DO THIS:
Extract all records. Keep each one exact.

Collected data
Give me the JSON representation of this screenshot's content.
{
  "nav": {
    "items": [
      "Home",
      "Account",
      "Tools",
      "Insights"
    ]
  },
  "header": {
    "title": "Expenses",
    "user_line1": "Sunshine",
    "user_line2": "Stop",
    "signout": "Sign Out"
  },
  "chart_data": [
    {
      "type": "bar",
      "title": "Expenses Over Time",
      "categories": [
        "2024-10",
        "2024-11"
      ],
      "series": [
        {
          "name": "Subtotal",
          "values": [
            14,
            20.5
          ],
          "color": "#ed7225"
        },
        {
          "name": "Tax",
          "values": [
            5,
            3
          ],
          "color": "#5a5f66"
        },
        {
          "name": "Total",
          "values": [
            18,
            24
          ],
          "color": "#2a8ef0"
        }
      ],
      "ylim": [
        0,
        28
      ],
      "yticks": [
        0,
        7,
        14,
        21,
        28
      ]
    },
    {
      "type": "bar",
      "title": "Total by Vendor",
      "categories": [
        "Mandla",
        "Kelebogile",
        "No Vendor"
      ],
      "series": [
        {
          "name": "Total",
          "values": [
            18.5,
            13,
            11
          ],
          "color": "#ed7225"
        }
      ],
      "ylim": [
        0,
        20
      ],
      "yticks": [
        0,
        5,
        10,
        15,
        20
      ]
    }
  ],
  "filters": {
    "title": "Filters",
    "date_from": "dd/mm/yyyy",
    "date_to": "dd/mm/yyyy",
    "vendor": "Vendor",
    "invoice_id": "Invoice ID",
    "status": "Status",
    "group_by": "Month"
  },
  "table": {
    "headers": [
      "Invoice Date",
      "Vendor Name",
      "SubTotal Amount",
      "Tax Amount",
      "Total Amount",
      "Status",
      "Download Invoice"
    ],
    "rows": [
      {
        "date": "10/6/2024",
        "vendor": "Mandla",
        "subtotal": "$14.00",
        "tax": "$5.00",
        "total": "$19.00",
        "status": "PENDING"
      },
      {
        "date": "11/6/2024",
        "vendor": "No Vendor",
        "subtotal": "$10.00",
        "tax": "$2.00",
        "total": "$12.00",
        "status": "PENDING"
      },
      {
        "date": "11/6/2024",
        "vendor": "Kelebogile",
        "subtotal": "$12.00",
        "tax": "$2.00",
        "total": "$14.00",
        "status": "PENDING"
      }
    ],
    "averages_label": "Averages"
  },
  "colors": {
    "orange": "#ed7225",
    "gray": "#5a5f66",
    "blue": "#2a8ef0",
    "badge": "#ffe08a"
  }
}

RIGHT ANSWER:
Give me the JSON representation of this screenshot's content.
{
  "nav": {
    "items": [
      "Home",
      "Account",
      "Tools",
      "Insights"
    ]
  },
  "header": {
    "title": "Expenses",
    "user_line1": "Sunshine",
    "user_line2": "Stop",
    "signout": "Sign Out"
  },
  "chart_data": [
    {
      "type": "bar",
      "title": "Expenses Over Time",
      "categories": [
        "2024-10",
        "2024-11"
      ],
      "series": [
        {
          "name": "Subtotal",
          "values": [
            14,
            20.5
          ],
          "color": "#ed7225"
        },
        {
          "name": "Tax",
          "values": [
            5,
            3
          ],
          "color": "#5a5f66"
        },
        {
          "name": "Total",
          "values": [
            18,
            24
          ],
          "color": "#2a8ef0"
        }
      ],
      "ylim": [
        0,
        28
      ],
      "yticks": [
        0,
        7,
        14,
        21,
        28
      ]
    },
    {
      "type": "bar",
      "title": "Total by Vendor",
      "categories": [
        "Mandla",
        "Kelebogile",
        "No Vendor"
      ],
      "series": [
        {
          "name": "Total",
          "values": [
            18.5,
            13,
            11
          ],
          "color": "#ed7225"
        }
      ],
      "ylim": [
        0,
        20
      ],
      "yticks": [
        0,
        5,
        10,
        15,
        20
      ]
    }
  ],
  "filters": {
    "title": "Filters",
    "date_from": "dd/mm/yyyy",
    "date_to": "dd/mm/yyyy",
    "vendor": "Vendor",
    "invoice_id": "Invoice ID",
    "status": "Status",
    "group_by": "Month"
  },
  "table": {
    "headers": [
      "Invoice Date",
      "Vendor Name",
      "SubTotal Amount",
      "Tax Amount",
      "Total Amount",
      "Status",
      "Download Invoice"
    ],
    "rows": [
      {
        "date": "10/6/2024",
        "vendor": "Mandla",
        "subtotal": "$14.00",
        "tax": "$5.00",
        "total": "$19.00",
        "status": "PENDING"
      },
      {
        "date": "11/6/2024",
        "vendor": "No Vendor",
        "subtotal": "$10.00",
        "tax": "$2.00",
        "total": "$12.00",
        "status": "PENDING"
      },
      {
        "date": "11/6/2024",
        "vendor": "Kelebogile",
        "subtotal": "$12.00",
        "tax": "$2.00",
        "total": "$14.00",
        "status": "PENDING"
      }
    ],
    "averages_label": "Averages"
  },
  "colors": {
    "orange": "#ed7225",
    "gray": "#5a5f66",
    "blue": "#2a8ef0",
    "badge": "#ffe08a"
  }
}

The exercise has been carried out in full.